### EXERCISE MATERIAL

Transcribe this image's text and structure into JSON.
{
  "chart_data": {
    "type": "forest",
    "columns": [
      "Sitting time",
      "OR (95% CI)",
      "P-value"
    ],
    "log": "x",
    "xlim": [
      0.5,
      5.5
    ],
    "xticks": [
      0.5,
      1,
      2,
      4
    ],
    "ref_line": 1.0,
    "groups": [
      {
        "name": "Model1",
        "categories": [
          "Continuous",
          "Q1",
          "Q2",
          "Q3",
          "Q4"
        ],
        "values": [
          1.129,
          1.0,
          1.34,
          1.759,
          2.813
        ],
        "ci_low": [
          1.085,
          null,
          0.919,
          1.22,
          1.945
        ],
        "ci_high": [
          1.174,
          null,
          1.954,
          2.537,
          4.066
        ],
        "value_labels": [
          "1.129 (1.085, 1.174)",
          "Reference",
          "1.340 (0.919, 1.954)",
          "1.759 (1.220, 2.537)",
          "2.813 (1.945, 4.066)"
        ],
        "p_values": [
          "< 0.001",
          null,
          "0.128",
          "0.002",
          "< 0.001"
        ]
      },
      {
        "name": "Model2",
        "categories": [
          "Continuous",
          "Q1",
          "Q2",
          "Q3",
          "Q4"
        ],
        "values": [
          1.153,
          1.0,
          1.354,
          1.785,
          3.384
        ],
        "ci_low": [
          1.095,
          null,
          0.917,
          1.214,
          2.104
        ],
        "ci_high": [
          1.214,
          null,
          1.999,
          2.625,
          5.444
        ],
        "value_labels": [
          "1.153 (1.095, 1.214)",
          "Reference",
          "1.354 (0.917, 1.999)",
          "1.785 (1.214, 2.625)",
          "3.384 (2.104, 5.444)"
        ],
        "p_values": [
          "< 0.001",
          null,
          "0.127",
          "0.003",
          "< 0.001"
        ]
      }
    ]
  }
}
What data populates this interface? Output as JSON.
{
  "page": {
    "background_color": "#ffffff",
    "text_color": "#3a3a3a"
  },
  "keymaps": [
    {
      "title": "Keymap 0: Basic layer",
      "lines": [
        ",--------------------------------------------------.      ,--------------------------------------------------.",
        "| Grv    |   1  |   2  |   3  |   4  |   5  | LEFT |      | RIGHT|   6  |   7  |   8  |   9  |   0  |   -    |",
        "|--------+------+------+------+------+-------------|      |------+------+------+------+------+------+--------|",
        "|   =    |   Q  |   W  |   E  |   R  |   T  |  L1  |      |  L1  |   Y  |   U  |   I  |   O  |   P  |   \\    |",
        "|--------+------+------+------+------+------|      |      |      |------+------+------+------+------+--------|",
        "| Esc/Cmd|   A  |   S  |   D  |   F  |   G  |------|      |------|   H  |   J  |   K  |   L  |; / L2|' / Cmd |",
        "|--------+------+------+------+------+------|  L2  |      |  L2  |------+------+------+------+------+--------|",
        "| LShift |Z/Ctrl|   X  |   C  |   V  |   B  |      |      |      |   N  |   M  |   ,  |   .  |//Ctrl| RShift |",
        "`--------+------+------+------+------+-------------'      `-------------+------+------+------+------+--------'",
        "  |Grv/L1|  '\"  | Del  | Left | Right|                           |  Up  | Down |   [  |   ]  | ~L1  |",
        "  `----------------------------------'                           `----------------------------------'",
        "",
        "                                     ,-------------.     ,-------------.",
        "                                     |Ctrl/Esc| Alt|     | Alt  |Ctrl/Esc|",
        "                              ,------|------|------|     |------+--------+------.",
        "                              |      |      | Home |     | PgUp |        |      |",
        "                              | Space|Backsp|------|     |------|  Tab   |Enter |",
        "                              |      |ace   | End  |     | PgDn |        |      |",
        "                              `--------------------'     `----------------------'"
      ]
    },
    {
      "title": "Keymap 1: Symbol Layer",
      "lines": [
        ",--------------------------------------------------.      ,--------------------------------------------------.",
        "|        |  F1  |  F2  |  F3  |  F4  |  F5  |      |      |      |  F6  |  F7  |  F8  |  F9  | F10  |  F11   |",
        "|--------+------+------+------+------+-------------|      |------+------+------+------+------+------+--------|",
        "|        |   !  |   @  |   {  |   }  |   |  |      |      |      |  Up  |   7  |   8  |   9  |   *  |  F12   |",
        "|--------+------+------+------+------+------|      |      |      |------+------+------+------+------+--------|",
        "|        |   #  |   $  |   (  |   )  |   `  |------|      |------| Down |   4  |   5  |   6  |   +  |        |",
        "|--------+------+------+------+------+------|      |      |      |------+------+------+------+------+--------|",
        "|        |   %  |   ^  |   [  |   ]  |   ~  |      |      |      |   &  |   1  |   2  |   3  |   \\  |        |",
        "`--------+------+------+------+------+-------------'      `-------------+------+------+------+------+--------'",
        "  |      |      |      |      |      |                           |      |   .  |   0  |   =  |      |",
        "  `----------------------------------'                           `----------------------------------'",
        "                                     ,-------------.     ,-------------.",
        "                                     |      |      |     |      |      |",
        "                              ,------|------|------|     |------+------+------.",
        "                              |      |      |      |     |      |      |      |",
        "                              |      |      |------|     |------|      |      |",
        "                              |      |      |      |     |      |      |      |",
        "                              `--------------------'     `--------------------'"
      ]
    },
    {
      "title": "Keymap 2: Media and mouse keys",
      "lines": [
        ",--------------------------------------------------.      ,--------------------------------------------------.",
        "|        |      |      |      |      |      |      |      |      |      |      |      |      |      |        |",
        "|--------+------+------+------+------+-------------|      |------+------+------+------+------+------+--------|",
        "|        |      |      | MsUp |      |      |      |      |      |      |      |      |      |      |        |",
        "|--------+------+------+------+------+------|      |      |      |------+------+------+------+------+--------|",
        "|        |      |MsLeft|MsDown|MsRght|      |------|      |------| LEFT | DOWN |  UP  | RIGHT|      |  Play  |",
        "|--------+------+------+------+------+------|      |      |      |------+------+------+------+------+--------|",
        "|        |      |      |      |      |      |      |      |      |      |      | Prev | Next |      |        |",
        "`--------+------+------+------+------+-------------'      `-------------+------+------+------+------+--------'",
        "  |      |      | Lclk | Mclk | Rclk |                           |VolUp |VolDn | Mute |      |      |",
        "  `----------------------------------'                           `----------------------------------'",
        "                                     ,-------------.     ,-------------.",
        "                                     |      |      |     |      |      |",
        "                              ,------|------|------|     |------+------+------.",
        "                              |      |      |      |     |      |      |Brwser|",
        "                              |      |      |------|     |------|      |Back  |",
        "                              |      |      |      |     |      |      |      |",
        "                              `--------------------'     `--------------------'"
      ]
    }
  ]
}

### WHAT THE TASK ASKS
Using the material above, print every entry exactly as written.

### FINISHED EXERCISE
Transcribe this image's text and structure into JSON.
{
  "chart_data": {
    "type": "forest",
    "columns": [
      "Sitting time",
      "OR (95% CI)",
      "P-value"
    ],
    "log": "x",
    "xlim": [
      0.5,
      5.5
    ],
    "xticks": [
      0.5,
      1,
      2,
      4
    ],
    "ref_line": 1.0,
    "groups": [
      {
        "name": "Model1",
        "categories": [
          "Continuous",
          "Q1",
          "Q2",
          "Q3",
          "Q4"
        ],
        "values": [
          1.129,
          1.0,
          1.34,
          1.759,
          2.813
        ],
        "ci_low": [
          1.085,
          null,
          0.919,
          1.22,
          1.945
        ],
        "ci_high": [
          1.174,
          null,
          1.954,
          2.537,
          4.066
        ],
        "value_labels": [
          "1.129 (1.085, 1.174)",
          "Reference",
          "1.340 (0.919, 1.954)",
          "1.759 (1.220, 2.537)",
          "2.813 (1.945, 4.066)"
        ],
        "p_values": [
          "< 0.001",
          null,
          "0.128",
          "0.002",
          "< 0.001"
        ]
      },
      {
        "name": "Model2",
        "categories": [
          "Continuous",
          "Q1",
          "Q2",
          "Q3",
          "Q4"
        ],
        "values": [
          1.153,
          1.0,
          1.354,
          1.785,
          3.384
        ],
        "ci_low": [
          1.095,
          null,
          0.917,
          1.214,
          2.104
        ],
        "ci_high": [
          1.214,
          null,
          1.999,
          2.625,
          5.444
        ],
        "value_labels": [
          "1.153 (1.095, 1.214)",
          "Reference",
          "1.354 (0.917, 1.999)",
          "1.785 (1.214, 2.625)",
          "3.384 (2.104, 5.444)"
        ],
        "p_values": [
          "< 0.001",
          null,
          "0.127",
          "0.003",
          "< 0.001"
        ]
      }
    ]
  }
}
What data populates this interface? Output as JSON.
{
  "page": {
    "background_color": "#ffffff",
    "text_color": "#3a3a3a"
  },
  "keymaps": [
    {
      "title": "Keymap 0: Basic layer",
      "lines": [
        ",--------------------------------------------------.      ,--------------------------------------------------.",
        "| Grv    |   1  |   2  |   3  |   4  |   5  | LEFT |      | RIGHT|   6  |   7  |   8  |   9  |   0  |   -    |",
        "|--------+------+------+------+------+-------------|      |------+------+------+------+------+------+--------|",
        "|   =    |   Q  |   W  |   E  |   R  |   T  |  L1  |      |  L1  |   Y  |   U  |   I  |   O  |   P  |   \\    |",
        "|--------+------+------+------+------+------|      |      |      |------+------+------+------+------+--------|",
        "| Esc/Cmd|   A  |   S  |   D  |   F  |   G  |------|      |------|   H  |   J  |   K  |   L  |; / L2|' / Cmd |",
        "|--------+------+------+------+------+------|  L2  |      |  L2  |------+------+------+------+------+--------|",
        "| LShift |Z/Ctrl|   X  |   C  |   V  |   B  |      |      |      |   N  |   M  |   ,  |   .  |//Ctrl| RShift |",
        "`--------+------+------+------+------+-------------'      `-------------+------+------+------+------+--------'",
        "  |Grv/L1|  '\"  | Del  | Left | Right|                           |  Up  | Down |   [  |   ]  | ~L1  |",
        "  `----------------------------------'                           `----------------------------------'",
        "",
        "                                     ,-------------.     ,-------------.",
        "                                     |Ctrl/Esc| Alt|     | Alt  |Ctrl/Esc|",
        "                              ,------|------|------|     |------+--------+------.",
        "                              |      |      | Home |     | PgUp |        |      |",
        "                              | Space|Backsp|------|     |------|  Tab   |Enter |",
        "                              |      |ace   | End  |     | PgDn |        |      |",
        "                              `--------------------'     `----------------------'"
      ]
    },
    {
      "title": "Keymap 1: Symbol Layer",
      "lines": [
        ",--------------------------------------------------.      ,--------------------------------------------------.",
        "|        |  F1  |  F2  |  F3  |  F4  |  F5  |      |      |      |  F6  |  F7  |  F8  |  F9  | F10  |  F11   |",
        "|--------+------+------+------+------+-------------|      |------+------+------+------+------+------+--------|",
        "|        |   !  |   @  |   {  |   }  |   |  |      |      |      |  Up  |   7  |   8  |   9  |   *  |  F12   |",
        "|--------+------+------+------+------+------|      |      |      |------+------+------+------+------+--------|",
        "|        |   #  |   $  |   (  |   )  |   `  |------|      |------| Down |   4  |   5  |   6  |   +  |        |",
        "|--------+------+------+------+------+------|      |      |      |------+------+------+------+------+--------|",
        "|        |   %  |   ^  |   [  |   ]  |   ~  |      |      |      |   &  |   1  |   2  |   3  |   \\  |        |",
        "`--------+------+------+------+------+-------------'      `-------------+------+------+------+------+--------'",
        "  |      |      |      |      |      |                           |      |   .  |   0  |   =  |      |",
        "  `----------------------------------'                           `----------------------------------'",
        "                                     ,-------------.     ,-------------.",
        "                                     |      |      |     |      |      |",
        "                              ,------|------|------|     |------+------+------.",
        "                              |      |      |      |     |      |      |      |",
        "                              |      |      |------|     |------|      |      |",
        "                              |      |      |      |     |      |      |      |",
        "                              `--------------------'     `--------------------'"
      ]
    },
    {
      "title": "Keymap 2: Media and mouse keys",
      "lines": [
        ",--------------------------------------------------.      ,--------------------------------------------------.",
        "|        |      |      |      |      |      |      |      |      |      |      |      |      |      |        |",
        "|--------+------+------+------+------+-------------|      |------+------+------+------+------+------+--------|",
        "|        |      |      | MsUp |      |      |      |      |      |      |      |      |      |      |        |",
        "|--------+------+------+------+------+------|      |      |      |------+------+------+------+------+--------|",
        "|        |      |MsLeft|MsDown|MsRght|      |------|      |------| LEFT | DOWN |  UP  | RIGHT|      |  Play  |",
        "|--------+------+------+------+------+------|      |      |      |------+------+------+------+------+--------|",
        "|        |      |      |      |      |      |      |      |      |      |      | Prev | Next |      |        |",
        "`--------+------+------+------+------+-------------'      `-------------+------+------+------+------+--------'",
        "  |      |      | Lclk | Mclk | Rclk |                           |VolUp |VolDn | Mute |      |      |",
        "  `----------------------------------'                           `----------------------------------'",
        "                                     ,-------------.     ,-------------.",
        "                                     |      |      |     |      |      |",
        "                              ,------|------|------|     |------+------+------.",
        "                              |      |      |      |     |      |      |Brwser|",
        "                              |      |      |------|     |------|      |Back  |",
        "                              |      |      |      |     |      |      |      |",
        "                              `--------------------'     `--------------------'"
      ]
    }
  ]
}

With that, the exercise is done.